What is expected: The listing below should be printed exactly, every line of it. Skip the pictures.

(Saved entries)
::::

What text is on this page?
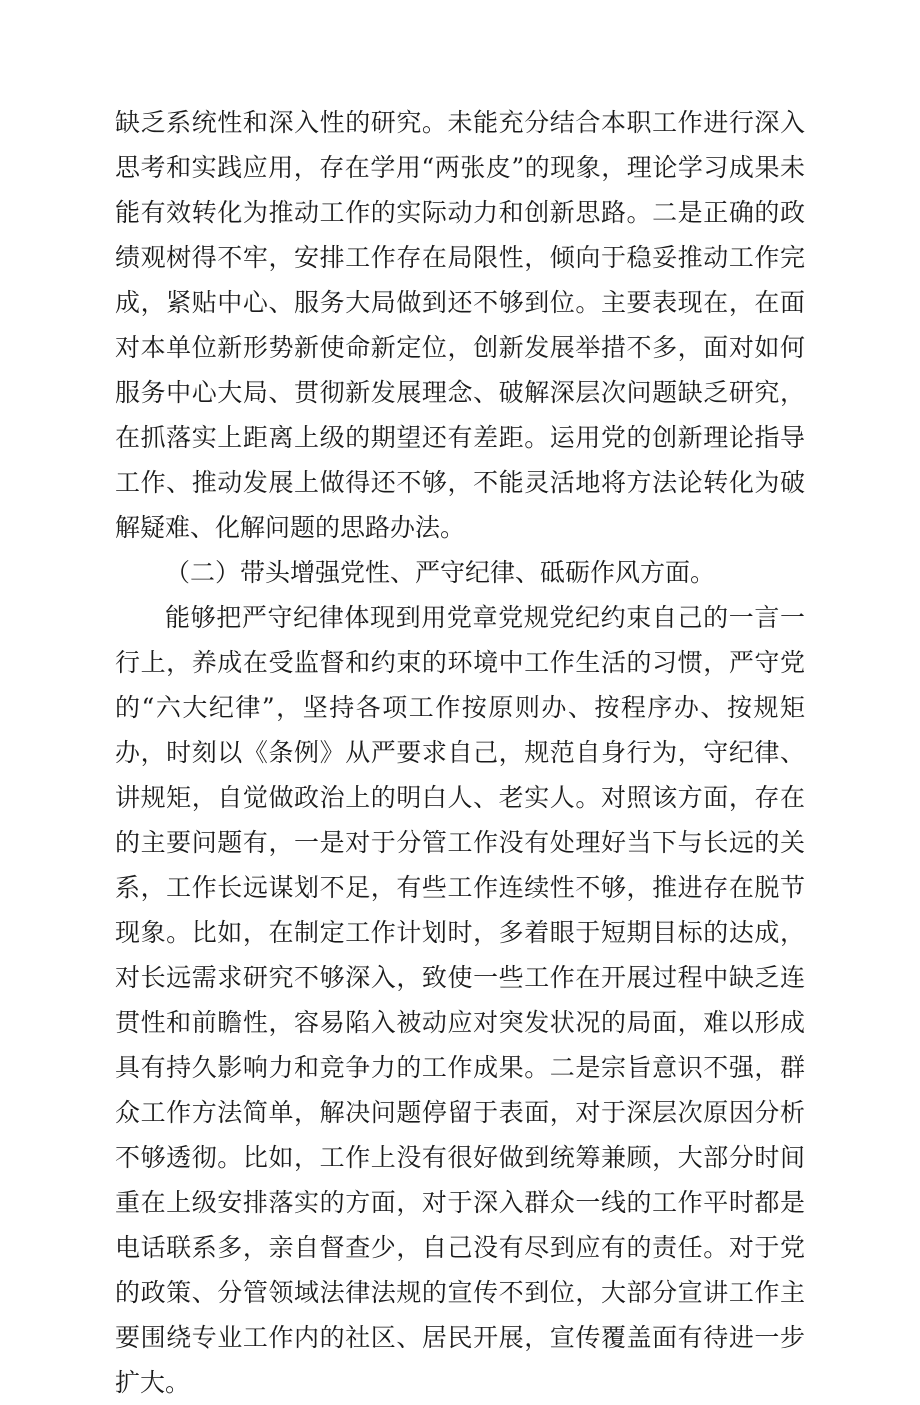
缺乏系统性和深入性的研究。未能充分结合本职工作进行深入思考和实践应用，存在学用“两张皮”的现象，理论学习成果未能有效转化为推动工作的实际动力和创新思路。二是正确的政绩观树得不牢，安排工作存在局限性，倾向于稳妥推动工作完成，紧贴中心、服务大局做到还不够到位。主要表现在，在面对本单位新形势新使命新定位，创新发展举措不多，面对如何服务中心大局、贯彻新发展理念、破解深层次问题缺乏研究，在抓落实上距离上级的期望还有差距。运用党的创新理论指导工作、推动发展上做得还不够，不能灵活地将方法论转化为破解疑难、化解问题的思路办法。

（二）带头增强党性、严守纪律、砥砺作风方面。

能够把严守纪律体现到用党章党规党纪约束自己的一言一行上，养成在受监督和约束的环境中工作生活的习惯，严守党的“六大纪律”，坚持各项工作按原则办、按程序办、按规矩办，时刻以《条例》从严要求自己，规范自身行为，守纪律、讲规矩，自觉做政治上的明白人、老实人。对照该方面，存在的主要问题有，一是对于分管工作没有处理好当下与长远的关系，工作长远谋划不足，有些工作连续性不够，推进存在脱节现象。比如，在制定工作计划时，多着眼于短期目标的达成，对长远需求研究不够深入，致使一些工作在开展过程中缺乏连贯性和前瞻性，容易陷入被动应对突发状况的局面，难以形成具有持久影响力和竞争力的工作成果。二是宗旨意识不强，群众工作方法简单，解决问题停留于表面，对于深层次原因分析不够透彻。比如，工作上没有很好做到统筹兼顾，大部分时间重在上级安排落实的方面，对于深入群众一线的工作平时都是电话联系多，亲自督查少，自己没有尽到应有的责任。对于党的政策、分管领域法律法规的宣传不到位，大部分宣讲工作主要围绕专业工作内的社区、居民开展，宣传覆盖面有待进一步扩大。
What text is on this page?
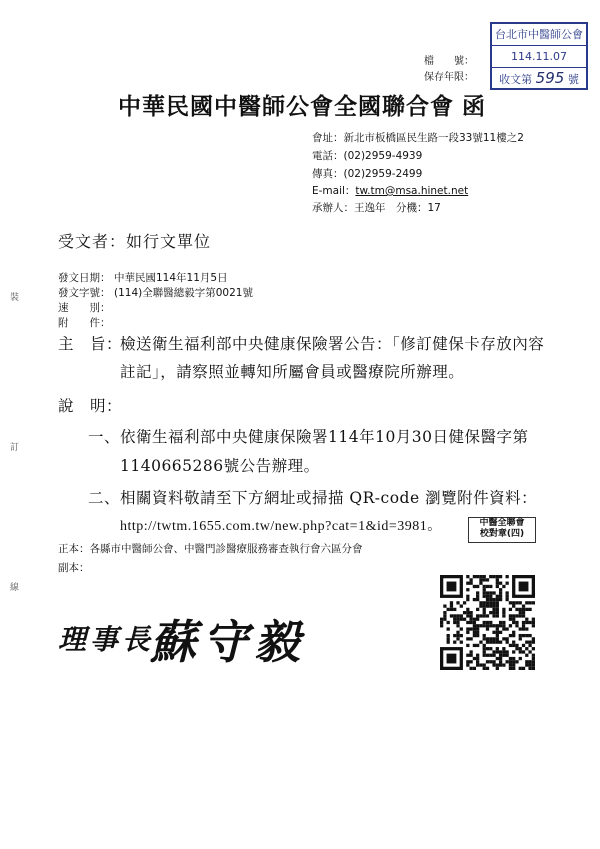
台北市中醫師公會
114.11.07
收文第 595 號
檔　　號：
保存年限：
中華民國中醫師公會全國聯合會 函
會址：新北市板橋區民生路一段33號11樓之2
電話：(02)2959-4939
傳真：(02)2959-2499
E-mail：tw.tm@msa.hinet.net
承辦人：王逸年　分機：17
受文者：如行文單位
發文日期： 中華民國114年11月5日
發文字號： (114)全聯醫總毅字第0021號
速　　別：
附　　件：
裝
訂
線
主　旨：
檢送衛生福利部中央健康保險署公告：「修訂健保卡存放內容
註記」，請察照並轉知所屬會員或醫療院所辦理。
說　明：
一、依衛生福利部中央健康保險署114年10月30日健保醫字第
1140665286號公告辦理。
二、相關資料敬請至下方網址或掃描 QR-code 瀏覽附件資料：
http://twtm.1655.com.tw/new.php?cat=1&id=3981。	中醫全聯會
校對章(四)
正本：各縣市中醫師公會、中醫門診醫療服務審查執行會六區分會
副本：
理事長
蘇守毅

::::

Task output:
What text is on this page?
缺乏系统性和深入性的研究。未能充分结合本职工作进行深入思考和实践应用，存在学用“两张皮”的现象，理论学习成果未能有效转化为推动工作的实际动力和创新思路。二是正确的政绩观树得不牢，安排工作存在局限性，倾向于稳妥推动工作完成，紧贴中心、服务大局做到还不够到位。主要表现在，在面对本单位新形势新使命新定位，创新发展举措不多，面对如何服务中心大局、贯彻新发展理念、破解深层次问题缺乏研究，在抓落实上距离上级的期望还有差距。运用党的创新理论指导工作、推动发展上做得还不够，不能灵活地将方法论转化为破解疑难、化解问题的思路办法。

（二）带头增强党性、严守纪律、砥砺作风方面。

能够把严守纪律体现到用党章党规党纪约束自己的一言一行上，养成在受监督和约束的环境中工作生活的习惯，严守党的“六大纪律”，坚持各项工作按原则办、按程序办、按规矩办，时刻以《条例》从严要求自己，规范自身行为，守纪律、讲规矩，自觉做政治上的明白人、老实人。对照该方面，存在的主要问题有，一是对于分管工作没有处理好当下与长远的关系，工作长远谋划不足，有些工作连续性不够，推进存在脱节现象。比如，在制定工作计划时，多着眼于短期目标的达成，对长远需求研究不够深入，致使一些工作在开展过程中缺乏连贯性和前瞻性，容易陷入被动应对突发状况的局面，难以形成具有持久影响力和竞争力的工作成果。二是宗旨意识不强，群众工作方法简单，解决问题停留于表面，对于深层次原因分析不够透彻。比如，工作上没有很好做到统筹兼顾，大部分时间重在上级安排落实的方面，对于深入群众一线的工作平时都是电话联系多，亲自督查少，自己没有尽到应有的责任。对于党的政策、分管领域法律法规的宣传不到位，大部分宣讲工作主要围绕专业工作内的社区、居民开展，宣传覆盖面有待进一步扩大。
What text is on this page?
台北市中醫師公會
114.11.07
收文第 595 號
檔　　號：
保存年限：
中華民國中醫師公會全國聯合會 函
會址：新北市板橋區民生路一段33號11樓之2
電話：(02)2959-4939
傳真：(02)2959-2499
E-mail：tw.tm@msa.hinet.net
承辦人：王逸年　分機：17
受文者：如行文單位
發文日期： 中華民國114年11月5日
發文字號： (114)全聯醫總毅字第0021號
速　　別：
附　　件：
裝
訂
線
主　旨：
檢送衛生福利部中央健康保險署公告：「修訂健保卡存放內容
註記」，請察照並轉知所屬會員或醫療院所辦理。
說　明：
一、依衛生福利部中央健康保險署114年10月30日健保醫字第
1140665286號公告辦理。
二、相關資料敬請至下方網址或掃描 QR-code 瀏覽附件資料：
http://twtm.1655.com.tw/new.php?cat=1&id=3981。	中醫全聯會
校對章(四)
正本：各縣市中醫師公會、中醫門診醫療服務審查執行會六區分會
副本：
理事長
蘇守毅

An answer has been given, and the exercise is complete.